* What you are asked to do: In the listing below, replace every occurrence of "grid-cell" with "table-cell" and reproduce all the lines with nothing else changed.

---

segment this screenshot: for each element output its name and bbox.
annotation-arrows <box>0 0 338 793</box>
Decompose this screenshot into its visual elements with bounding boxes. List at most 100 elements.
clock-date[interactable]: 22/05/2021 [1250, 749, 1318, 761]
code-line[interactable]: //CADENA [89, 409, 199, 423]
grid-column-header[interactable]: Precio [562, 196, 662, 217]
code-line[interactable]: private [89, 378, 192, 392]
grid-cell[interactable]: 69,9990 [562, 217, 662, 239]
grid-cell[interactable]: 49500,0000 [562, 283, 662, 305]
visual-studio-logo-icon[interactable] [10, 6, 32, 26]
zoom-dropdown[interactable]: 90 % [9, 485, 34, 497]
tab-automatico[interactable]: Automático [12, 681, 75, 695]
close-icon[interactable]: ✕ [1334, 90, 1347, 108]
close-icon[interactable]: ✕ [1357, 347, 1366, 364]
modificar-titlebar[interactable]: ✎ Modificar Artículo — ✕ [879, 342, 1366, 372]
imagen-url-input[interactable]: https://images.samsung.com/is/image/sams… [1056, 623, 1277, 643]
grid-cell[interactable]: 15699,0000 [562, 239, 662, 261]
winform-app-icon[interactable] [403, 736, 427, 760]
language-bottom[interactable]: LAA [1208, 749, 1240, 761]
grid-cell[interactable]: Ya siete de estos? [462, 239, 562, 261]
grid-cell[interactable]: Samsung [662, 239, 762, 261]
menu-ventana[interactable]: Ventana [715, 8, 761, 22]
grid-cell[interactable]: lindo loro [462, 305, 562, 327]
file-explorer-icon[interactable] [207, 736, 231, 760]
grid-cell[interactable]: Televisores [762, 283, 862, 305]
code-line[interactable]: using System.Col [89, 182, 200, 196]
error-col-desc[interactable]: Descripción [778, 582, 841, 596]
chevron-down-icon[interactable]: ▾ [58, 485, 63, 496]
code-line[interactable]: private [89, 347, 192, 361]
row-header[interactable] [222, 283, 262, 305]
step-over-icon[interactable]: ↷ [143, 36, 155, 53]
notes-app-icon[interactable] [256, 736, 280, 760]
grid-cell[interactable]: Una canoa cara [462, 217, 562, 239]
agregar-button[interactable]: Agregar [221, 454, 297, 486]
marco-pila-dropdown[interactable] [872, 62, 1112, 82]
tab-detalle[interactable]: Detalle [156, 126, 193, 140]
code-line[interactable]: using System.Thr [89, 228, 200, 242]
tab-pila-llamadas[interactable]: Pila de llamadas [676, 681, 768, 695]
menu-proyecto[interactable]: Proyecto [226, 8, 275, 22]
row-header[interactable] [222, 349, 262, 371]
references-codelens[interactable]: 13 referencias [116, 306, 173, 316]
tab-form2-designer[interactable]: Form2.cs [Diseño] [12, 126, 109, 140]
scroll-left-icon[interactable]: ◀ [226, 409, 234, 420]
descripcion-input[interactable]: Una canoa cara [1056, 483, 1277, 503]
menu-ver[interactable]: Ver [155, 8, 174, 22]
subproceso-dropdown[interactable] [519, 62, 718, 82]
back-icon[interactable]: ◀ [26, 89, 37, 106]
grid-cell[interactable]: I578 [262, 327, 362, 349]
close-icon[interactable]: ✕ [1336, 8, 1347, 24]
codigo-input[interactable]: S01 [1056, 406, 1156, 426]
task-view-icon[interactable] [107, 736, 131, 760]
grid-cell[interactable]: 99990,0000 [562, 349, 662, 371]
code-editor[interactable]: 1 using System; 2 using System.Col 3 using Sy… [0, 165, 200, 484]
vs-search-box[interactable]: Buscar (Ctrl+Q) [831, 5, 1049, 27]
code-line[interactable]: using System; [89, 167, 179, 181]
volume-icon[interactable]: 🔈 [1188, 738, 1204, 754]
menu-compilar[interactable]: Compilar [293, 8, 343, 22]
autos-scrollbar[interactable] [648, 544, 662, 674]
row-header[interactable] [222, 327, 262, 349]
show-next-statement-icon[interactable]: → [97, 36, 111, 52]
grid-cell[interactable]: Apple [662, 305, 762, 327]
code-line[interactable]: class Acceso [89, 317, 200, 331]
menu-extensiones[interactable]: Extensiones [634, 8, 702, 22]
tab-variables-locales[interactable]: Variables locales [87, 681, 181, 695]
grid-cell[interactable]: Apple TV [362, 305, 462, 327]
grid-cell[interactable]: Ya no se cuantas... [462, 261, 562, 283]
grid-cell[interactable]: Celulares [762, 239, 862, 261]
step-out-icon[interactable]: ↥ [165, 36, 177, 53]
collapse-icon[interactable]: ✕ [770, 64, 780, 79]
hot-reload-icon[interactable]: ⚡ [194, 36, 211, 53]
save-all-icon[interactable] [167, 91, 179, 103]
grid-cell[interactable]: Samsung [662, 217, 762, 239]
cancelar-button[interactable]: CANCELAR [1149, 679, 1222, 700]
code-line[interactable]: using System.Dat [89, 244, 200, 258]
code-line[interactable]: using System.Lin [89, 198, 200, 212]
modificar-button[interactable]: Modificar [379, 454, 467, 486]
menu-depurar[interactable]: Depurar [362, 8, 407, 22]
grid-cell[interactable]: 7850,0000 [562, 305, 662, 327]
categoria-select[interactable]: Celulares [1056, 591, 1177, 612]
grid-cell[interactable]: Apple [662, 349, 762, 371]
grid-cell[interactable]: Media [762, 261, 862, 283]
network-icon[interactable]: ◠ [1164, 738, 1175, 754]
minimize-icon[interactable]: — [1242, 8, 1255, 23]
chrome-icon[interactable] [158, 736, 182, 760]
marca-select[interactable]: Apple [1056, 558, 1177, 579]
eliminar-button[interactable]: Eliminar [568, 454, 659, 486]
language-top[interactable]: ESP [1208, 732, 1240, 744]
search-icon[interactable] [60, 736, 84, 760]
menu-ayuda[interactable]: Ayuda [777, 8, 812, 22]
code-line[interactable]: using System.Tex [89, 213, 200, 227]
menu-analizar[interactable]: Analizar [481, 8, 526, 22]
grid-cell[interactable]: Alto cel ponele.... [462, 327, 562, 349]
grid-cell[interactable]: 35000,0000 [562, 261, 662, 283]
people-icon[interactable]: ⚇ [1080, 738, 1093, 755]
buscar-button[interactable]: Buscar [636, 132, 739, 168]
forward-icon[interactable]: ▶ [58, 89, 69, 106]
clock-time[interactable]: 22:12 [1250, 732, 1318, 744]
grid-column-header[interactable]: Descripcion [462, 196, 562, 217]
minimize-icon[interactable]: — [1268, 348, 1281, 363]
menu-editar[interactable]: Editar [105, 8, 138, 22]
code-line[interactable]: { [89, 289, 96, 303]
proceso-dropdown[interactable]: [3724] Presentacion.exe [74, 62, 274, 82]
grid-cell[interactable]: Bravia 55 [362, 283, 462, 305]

---

* Solution to the problem:
segment this screenshot: for each element output its name and bbox.
annotation-arrows <box>0 0 338 793</box>
Decompose this screenshot into its visual elements with bounding boxes. List at most 100 elements.
clock-date[interactable]: 22/05/2021 [1250, 749, 1318, 761]
code-line[interactable]: //CADENA [89, 409, 199, 423]
grid-column-header[interactable]: Precio [562, 196, 662, 217]
code-line[interactable]: private [89, 378, 192, 392]
table-cell[interactable]: 69,9990 [562, 217, 662, 239]
table-cell[interactable]: 49500,0000 [562, 283, 662, 305]
visual-studio-logo-icon[interactable] [10, 6, 32, 26]
zoom-dropdown[interactable]: 90 % [9, 485, 34, 497]
tab-automatico[interactable]: Automático [12, 681, 75, 695]
close-icon[interactable]: ✕ [1334, 90, 1347, 108]
close-icon[interactable]: ✕ [1357, 347, 1366, 364]
modificar-titlebar[interactable]: ✎ Modificar Artículo — ✕ [879, 342, 1366, 372]
imagen-url-input[interactable]: https://images.samsung.com/is/image/sams… [1056, 623, 1277, 643]
table-cell[interactable]: 15699,0000 [562, 239, 662, 261]
winform-app-icon[interactable] [403, 736, 427, 760]
language-bottom[interactable]: LAA [1208, 749, 1240, 761]
table-cell[interactable]: Ya siete de estos? [462, 239, 562, 261]
table-cell[interactable]: Samsung [662, 239, 762, 261]
menu-ventana[interactable]: Ventana [715, 8, 761, 22]
table-cell[interactable]: lindo loro [462, 305, 562, 327]
file-explorer-icon[interactable] [207, 736, 231, 760]
table-cell[interactable]: Televisores [762, 283, 862, 305]
code-line[interactable]: using System.Col [89, 182, 200, 196]
error-col-desc[interactable]: Descripción [778, 582, 841, 596]
chevron-down-icon[interactable]: ▾ [58, 485, 63, 496]
code-line[interactable]: private [89, 347, 192, 361]
row-header[interactable] [222, 283, 262, 305]
step-over-icon[interactable]: ↷ [143, 36, 155, 53]
notes-app-icon[interactable] [256, 736, 280, 760]
table-cell[interactable]: Una canoa cara [462, 217, 562, 239]
agregar-button[interactable]: Agregar [221, 454, 297, 486]
marco-pila-dropdown[interactable] [872, 62, 1112, 82]
tab-detalle[interactable]: Detalle [156, 126, 193, 140]
code-line[interactable]: using System.Thr [89, 228, 200, 242]
tab-pila-llamadas[interactable]: Pila de llamadas [676, 681, 768, 695]
menu-proyecto[interactable]: Proyecto [226, 8, 275, 22]
row-header[interactable] [222, 349, 262, 371]
references-codelens[interactable]: 13 referencias [116, 306, 173, 316]
tab-form2-designer[interactable]: Form2.cs [Diseño] [12, 126, 109, 140]
scroll-left-icon[interactable]: ◀ [226, 409, 234, 420]
descripcion-input[interactable]: Una canoa cara [1056, 483, 1277, 503]
menu-ver[interactable]: Ver [155, 8, 174, 22]
subproceso-dropdown[interactable] [519, 62, 718, 82]
back-icon[interactable]: ◀ [26, 89, 37, 106]
table-cell[interactable]: I578 [262, 327, 362, 349]
close-icon[interactable]: ✕ [1336, 8, 1347, 24]
codigo-input[interactable]: S01 [1056, 406, 1156, 426]
task-view-icon[interactable] [107, 736, 131, 760]
table-cell[interactable]: 99990,0000 [562, 349, 662, 371]
code-editor[interactable]: 1 using System; 2 using System.Col 3 using Sy… [0, 165, 200, 484]
vs-search-box[interactable]: Buscar (Ctrl+Q) [831, 5, 1049, 27]
code-line[interactable]: using System; [89, 167, 179, 181]
volume-icon[interactable]: 🔈 [1188, 738, 1204, 754]
menu-compilar[interactable]: Compilar [293, 8, 343, 22]
autos-scrollbar[interactable] [648, 544, 662, 674]
row-header[interactable] [222, 327, 262, 349]
show-next-statement-icon[interactable]: → [97, 36, 111, 52]
table-cell[interactable]: Apple [662, 305, 762, 327]
code-line[interactable]: class Acceso [89, 317, 200, 331]
menu-extensiones[interactable]: Extensiones [634, 8, 702, 22]
tab-variables-locales[interactable]: Variables locales [87, 681, 181, 695]
table-cell[interactable]: Apple TV [362, 305, 462, 327]
table-cell[interactable]: Ya no se cuantas... [462, 261, 562, 283]
table-cell[interactable]: Celulares [762, 239, 862, 261]
step-out-icon[interactable]: ↥ [165, 36, 177, 53]
collapse-icon[interactable]: ✕ [770, 64, 780, 79]
hot-reload-icon[interactable]: ⚡ [194, 36, 211, 53]
save-all-icon[interactable] [167, 91, 179, 103]
table-cell[interactable]: Samsung [662, 217, 762, 239]
cancelar-button[interactable]: CANCELAR [1149, 679, 1222, 700]
code-line[interactable]: using System.Dat [89, 244, 200, 258]
code-line[interactable]: using System.Lin [89, 198, 200, 212]
modificar-button[interactable]: Modificar [379, 454, 467, 486]
menu-depurar[interactable]: Depurar [362, 8, 407, 22]
table-cell[interactable]: 7850,0000 [562, 305, 662, 327]
categoria-select[interactable]: Celulares [1056, 591, 1177, 612]
table-cell[interactable]: Apple [662, 349, 762, 371]
table-cell[interactable]: Media [762, 261, 862, 283]
network-icon[interactable]: ◠ [1164, 738, 1175, 754]
minimize-icon[interactable]: — [1242, 8, 1255, 23]
chrome-icon[interactable] [158, 736, 182, 760]
marca-select[interactable]: Apple [1056, 558, 1177, 579]
eliminar-button[interactable]: Eliminar [568, 454, 659, 486]
language-top[interactable]: ESP [1208, 732, 1240, 744]
search-icon[interactable] [60, 736, 84, 760]
menu-ayuda[interactable]: Ayuda [777, 8, 812, 22]
code-line[interactable]: using System.Tex [89, 213, 200, 227]
menu-analizar[interactable]: Analizar [481, 8, 526, 22]
table-cell[interactable]: Alto cel ponele.... [462, 327, 562, 349]
table-cell[interactable]: 35000,0000 [562, 261, 662, 283]
people-icon[interactable]: ⚇ [1080, 738, 1093, 755]
buscar-button[interactable]: Buscar [636, 132, 739, 168]
forward-icon[interactable]: ▶ [58, 89, 69, 106]
clock-time[interactable]: 22:12 [1250, 732, 1318, 744]
grid-column-header[interactable]: Descripcion [462, 196, 562, 217]
minimize-icon[interactable]: — [1268, 348, 1281, 363]
menu-editar[interactable]: Editar [105, 8, 138, 22]
code-line[interactable]: { [89, 289, 96, 303]
proceso-dropdown[interactable]: [3724] Presentacion.exe [74, 62, 274, 82]
table-cell[interactable]: Bravia 55 [362, 283, 462, 305]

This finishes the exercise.